GOAL OF THE EXERCISE
Copy the records below exactly, from the line containing "Convert this document image to plain text." through the last line, and leave out every picture.

EXERCISE MATERIAL
-- Start --

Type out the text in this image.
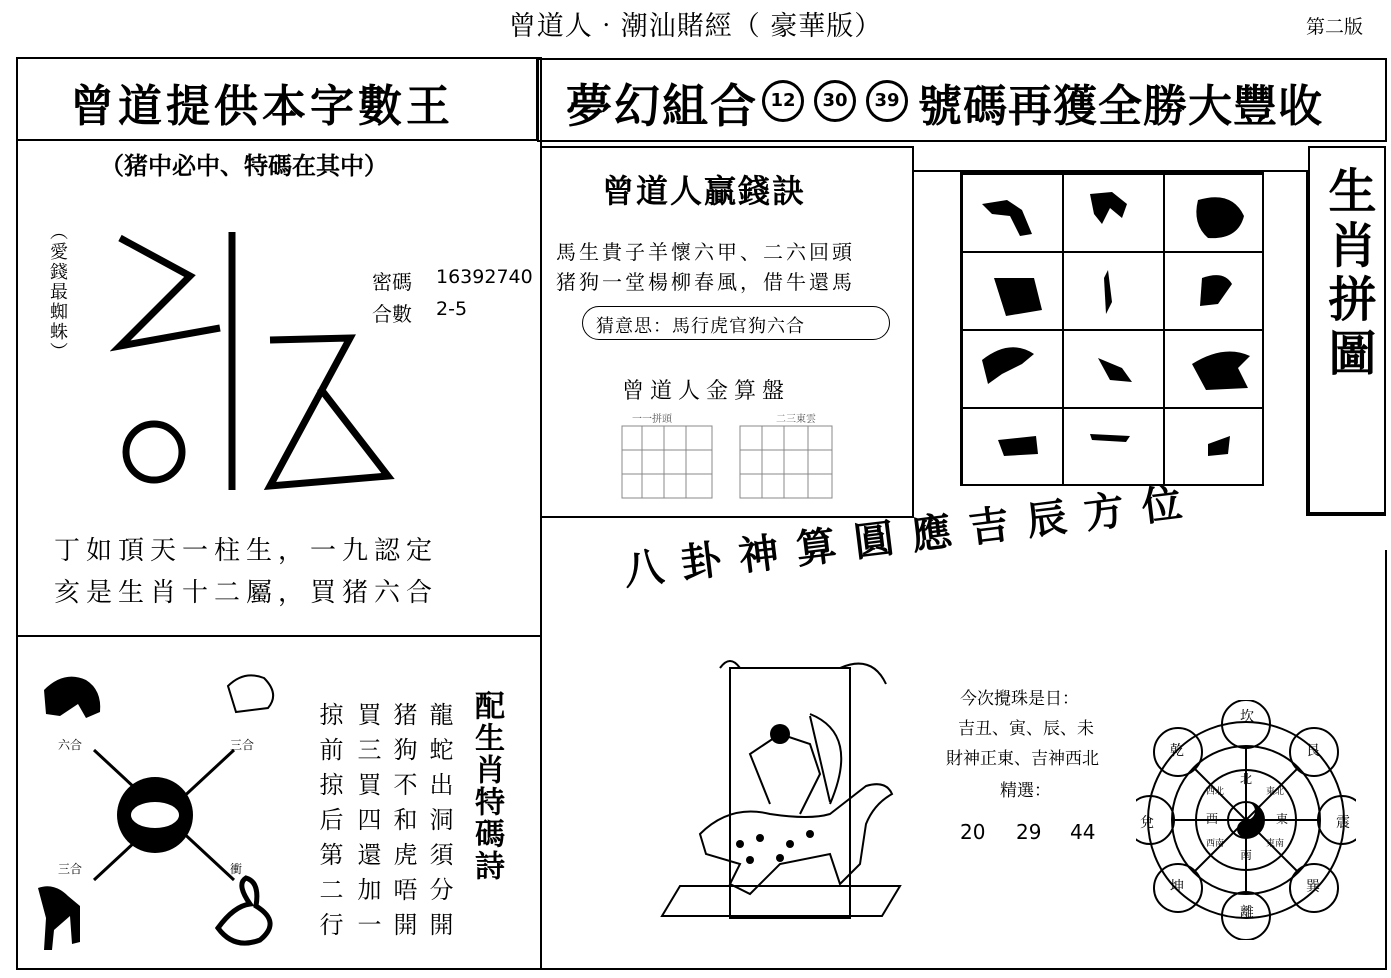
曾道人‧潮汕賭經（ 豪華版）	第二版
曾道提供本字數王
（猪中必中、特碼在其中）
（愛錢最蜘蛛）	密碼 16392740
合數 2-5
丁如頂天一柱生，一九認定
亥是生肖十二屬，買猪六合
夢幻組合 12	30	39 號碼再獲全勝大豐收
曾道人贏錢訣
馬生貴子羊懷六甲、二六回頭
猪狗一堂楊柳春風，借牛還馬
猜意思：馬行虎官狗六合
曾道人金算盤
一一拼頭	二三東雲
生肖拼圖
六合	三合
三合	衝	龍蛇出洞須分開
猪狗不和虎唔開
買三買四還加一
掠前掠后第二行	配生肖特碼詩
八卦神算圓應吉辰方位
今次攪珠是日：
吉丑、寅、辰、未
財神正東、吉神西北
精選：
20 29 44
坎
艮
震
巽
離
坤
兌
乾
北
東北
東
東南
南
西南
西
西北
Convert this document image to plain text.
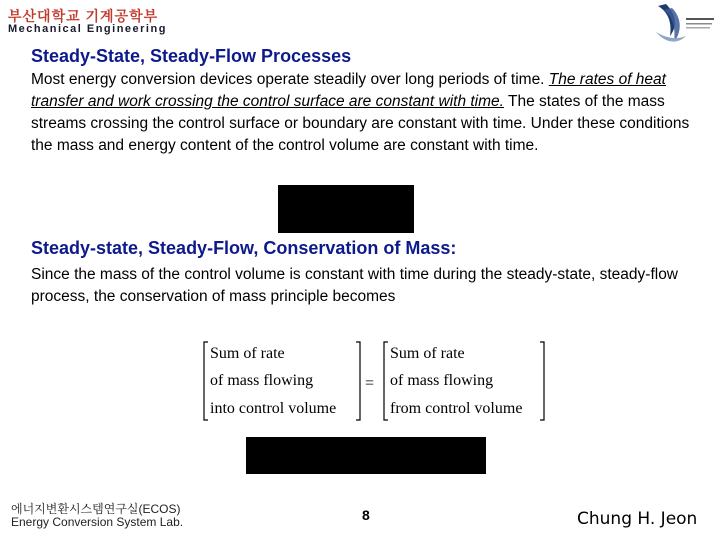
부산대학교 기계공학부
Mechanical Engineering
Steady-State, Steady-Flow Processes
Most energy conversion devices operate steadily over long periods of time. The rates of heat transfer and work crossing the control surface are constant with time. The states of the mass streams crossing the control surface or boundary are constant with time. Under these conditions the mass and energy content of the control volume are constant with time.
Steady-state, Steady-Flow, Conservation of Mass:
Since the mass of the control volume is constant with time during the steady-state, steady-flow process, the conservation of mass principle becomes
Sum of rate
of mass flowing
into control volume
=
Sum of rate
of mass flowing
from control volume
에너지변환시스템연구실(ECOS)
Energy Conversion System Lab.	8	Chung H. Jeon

-- End --

TASK SOLUTION
Convert this document image to plain text.
부산대학교 기계공학부
Mechanical Engineering
Steady-State, Steady-Flow Processes
Most energy conversion devices operate steadily over long periods of time. The rates of heat transfer and work crossing the control surface are constant with time. The states of the mass streams crossing the control surface or boundary are constant with time. Under these conditions the mass and energy content of the control volume are constant with time.
Steady-state, Steady-Flow, Conservation of Mass:
Since the mass of the control volume is constant with time during the steady-state, steady-flow process, the conservation of mass principle becomes
Sum of rate
of mass flowing
into control volume
=
Sum of rate
of mass flowing
from control volume
에너지변환시스템연구실(ECOS)
Energy Conversion System Lab.	8	Chung H. Jeon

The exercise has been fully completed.